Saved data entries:
--------
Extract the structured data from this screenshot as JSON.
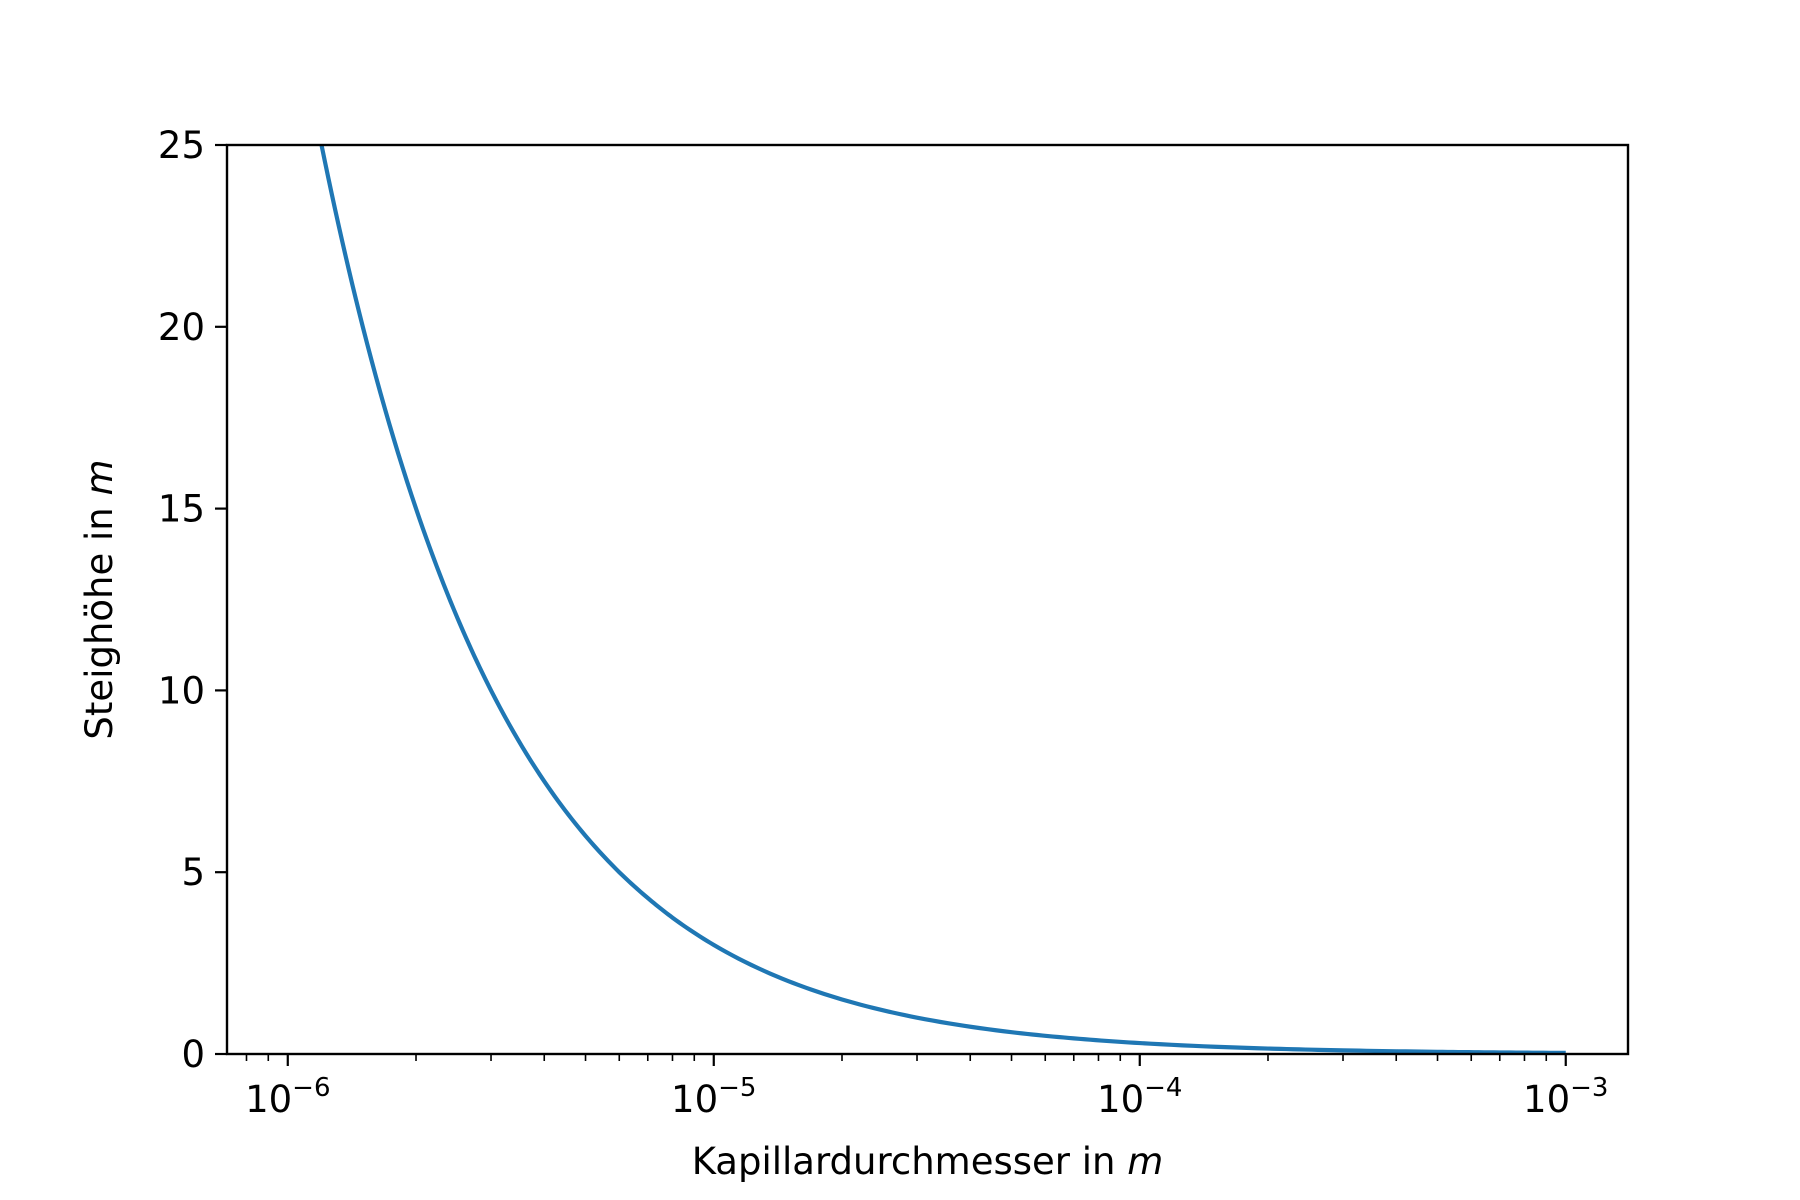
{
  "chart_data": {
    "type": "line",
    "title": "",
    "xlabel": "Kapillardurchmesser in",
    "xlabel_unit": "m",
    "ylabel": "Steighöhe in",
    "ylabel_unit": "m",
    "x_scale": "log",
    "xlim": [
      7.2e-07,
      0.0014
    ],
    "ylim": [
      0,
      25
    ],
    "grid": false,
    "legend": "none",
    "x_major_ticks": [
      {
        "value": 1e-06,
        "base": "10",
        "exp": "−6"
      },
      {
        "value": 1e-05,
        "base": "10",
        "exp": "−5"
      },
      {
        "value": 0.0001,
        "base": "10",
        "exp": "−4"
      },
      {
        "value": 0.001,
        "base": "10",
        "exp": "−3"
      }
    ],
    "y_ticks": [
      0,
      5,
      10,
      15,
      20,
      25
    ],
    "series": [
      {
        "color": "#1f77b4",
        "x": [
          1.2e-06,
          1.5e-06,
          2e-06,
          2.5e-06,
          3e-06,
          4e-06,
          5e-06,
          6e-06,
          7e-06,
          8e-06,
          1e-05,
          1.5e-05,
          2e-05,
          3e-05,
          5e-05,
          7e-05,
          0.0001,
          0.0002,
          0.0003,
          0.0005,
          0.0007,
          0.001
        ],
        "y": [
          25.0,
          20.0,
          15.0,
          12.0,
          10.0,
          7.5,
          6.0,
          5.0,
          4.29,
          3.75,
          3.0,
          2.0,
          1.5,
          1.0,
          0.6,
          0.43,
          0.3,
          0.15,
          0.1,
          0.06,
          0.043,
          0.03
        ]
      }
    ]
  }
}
--------
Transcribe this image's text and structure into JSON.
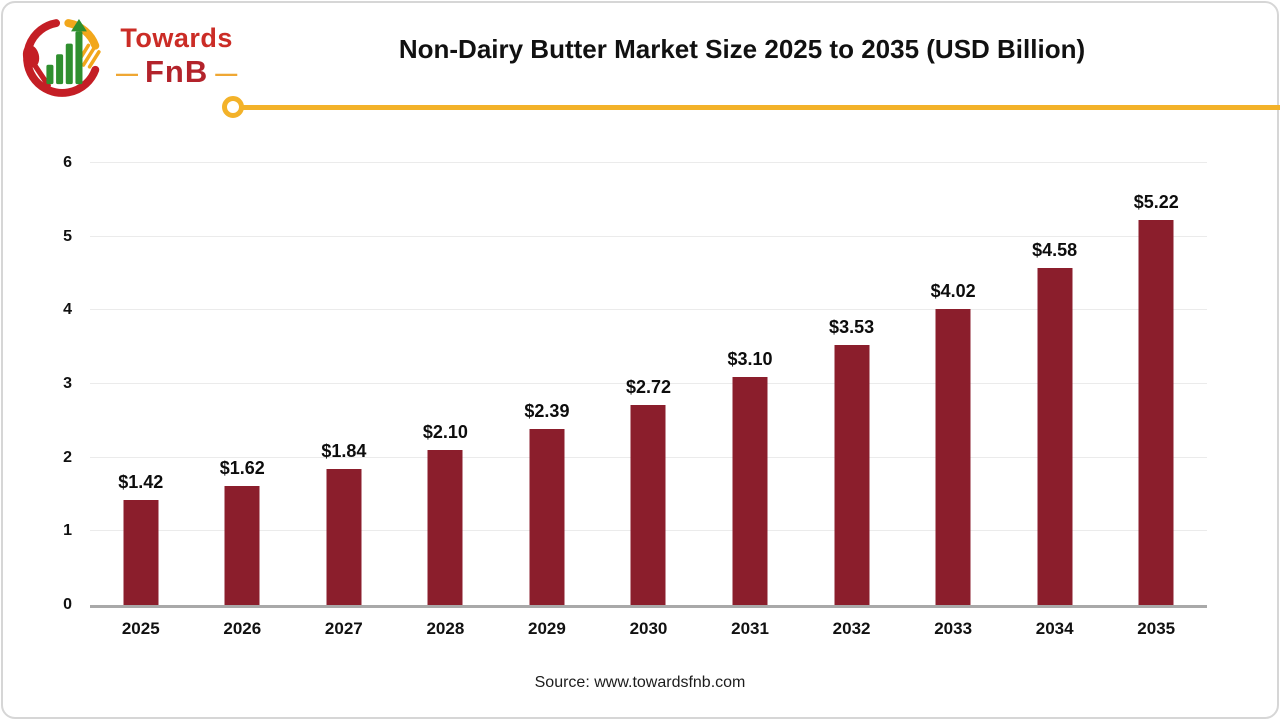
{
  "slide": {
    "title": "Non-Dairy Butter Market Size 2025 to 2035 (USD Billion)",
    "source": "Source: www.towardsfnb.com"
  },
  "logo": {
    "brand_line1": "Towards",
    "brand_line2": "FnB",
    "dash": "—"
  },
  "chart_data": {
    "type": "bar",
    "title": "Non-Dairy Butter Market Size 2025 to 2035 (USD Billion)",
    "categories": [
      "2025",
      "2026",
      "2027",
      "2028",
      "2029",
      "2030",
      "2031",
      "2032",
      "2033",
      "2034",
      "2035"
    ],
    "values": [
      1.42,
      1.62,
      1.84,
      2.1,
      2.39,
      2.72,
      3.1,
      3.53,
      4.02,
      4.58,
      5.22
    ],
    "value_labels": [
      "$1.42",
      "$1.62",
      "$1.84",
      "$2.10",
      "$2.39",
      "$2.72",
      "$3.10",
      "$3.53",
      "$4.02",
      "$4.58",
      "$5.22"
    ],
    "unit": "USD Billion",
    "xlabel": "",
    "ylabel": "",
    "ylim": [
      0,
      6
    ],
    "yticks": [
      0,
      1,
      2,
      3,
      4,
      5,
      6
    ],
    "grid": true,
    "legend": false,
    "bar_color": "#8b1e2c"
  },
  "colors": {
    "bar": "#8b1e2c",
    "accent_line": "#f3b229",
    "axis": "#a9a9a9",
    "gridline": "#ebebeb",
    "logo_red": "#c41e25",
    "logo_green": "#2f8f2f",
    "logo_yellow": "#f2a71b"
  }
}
--------
| Your instructions |
Pick out each line above that includes "this" and show it.

| Task solution |
Extract the structured data from this screenshot as JSON.
Transcribe this image's text and structure into JSON.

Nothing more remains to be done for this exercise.